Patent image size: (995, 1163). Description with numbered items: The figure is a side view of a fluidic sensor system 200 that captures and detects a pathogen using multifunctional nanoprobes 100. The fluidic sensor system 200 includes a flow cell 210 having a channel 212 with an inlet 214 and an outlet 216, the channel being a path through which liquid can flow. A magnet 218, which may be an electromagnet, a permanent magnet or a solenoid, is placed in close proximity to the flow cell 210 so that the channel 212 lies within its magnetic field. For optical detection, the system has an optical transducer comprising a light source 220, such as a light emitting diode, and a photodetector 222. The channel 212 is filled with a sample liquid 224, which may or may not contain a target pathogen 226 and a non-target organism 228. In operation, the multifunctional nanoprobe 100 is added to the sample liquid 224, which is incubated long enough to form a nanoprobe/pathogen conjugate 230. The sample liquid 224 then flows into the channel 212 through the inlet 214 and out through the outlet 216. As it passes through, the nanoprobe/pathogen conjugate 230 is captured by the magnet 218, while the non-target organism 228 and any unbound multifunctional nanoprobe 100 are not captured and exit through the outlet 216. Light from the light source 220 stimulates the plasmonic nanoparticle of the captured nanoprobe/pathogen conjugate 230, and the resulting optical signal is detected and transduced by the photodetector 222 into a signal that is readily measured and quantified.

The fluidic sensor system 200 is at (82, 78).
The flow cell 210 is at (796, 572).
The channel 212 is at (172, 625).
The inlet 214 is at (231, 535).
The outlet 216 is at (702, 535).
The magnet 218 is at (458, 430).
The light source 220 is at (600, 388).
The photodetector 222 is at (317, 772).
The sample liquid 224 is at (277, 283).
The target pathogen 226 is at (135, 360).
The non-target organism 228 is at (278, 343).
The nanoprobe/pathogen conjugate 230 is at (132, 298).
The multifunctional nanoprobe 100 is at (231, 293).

+-------+

## Aim of the exercise
Every entry needs to be copied exactly as it was written.

## Your response
Patent image size: (995, 1163). Description with numbered items: The figure is a side view of a fluidic sensor system 200 that captures and detects a pathogen using multifunctional nanoprobes 100. The fluidic sensor system 200 includes a flow cell 210 having a channel 212 with an inlet 214 and an outlet 216, the channel being a path through which liquid can flow. A magnet 218, which may be an electromagnet, a permanent magnet or a solenoid, is placed in close proximity to the flow cell 210 so that the channel 212 lies within its magnetic field. For optical detection, the system has an optical transducer comprising a light source 220, such as a light emitting diode, and a photodetector 222. The channel 212 is filled with a sample liquid 224, which may or may not contain a target pathogen 226 and a non-target organism 228. In operation, the multifunctional nanoprobe 100 is added to the sample liquid 224, which is incubated long enough to form a nanoprobe/pathogen conjugate 230. The sample liquid 224 then flows into the channel 212 through the inlet 214 and out through the outlet 216. As it passes through, the nanoprobe/pathogen conjugate 230 is captured by the magnet 218, while the non-target organism 228 and any unbound multifunctional nanoprobe 100 are not captured and exit through the outlet 216. Light from the light source 220 stimulates the plasmonic nanoparticle of the captured nanoprobe/pathogen conjugate 230, and the resulting optical signal is detected and transduced by the photodetector 222 into a signal that is readily measured and quantified.

The fluidic sensor system 200 is at (82, 78).
The flow cell 210 is at (796, 572).
The channel 212 is at (172, 625).
The inlet 214 is at (231, 535).
The outlet 216 is at (702, 535).
The magnet 218 is at (458, 430).
The light source 220 is at (600, 388).
The photodetector 222 is at (317, 772).
The sample liquid 224 is at (277, 283).
The target pathogen 226 is at (135, 360).
The non-target organism 228 is at (278, 343).
The nanoprobe/pathogen conjugate 230 is at (132, 298).
The multifunctional nanoprobe 100 is at (231, 293).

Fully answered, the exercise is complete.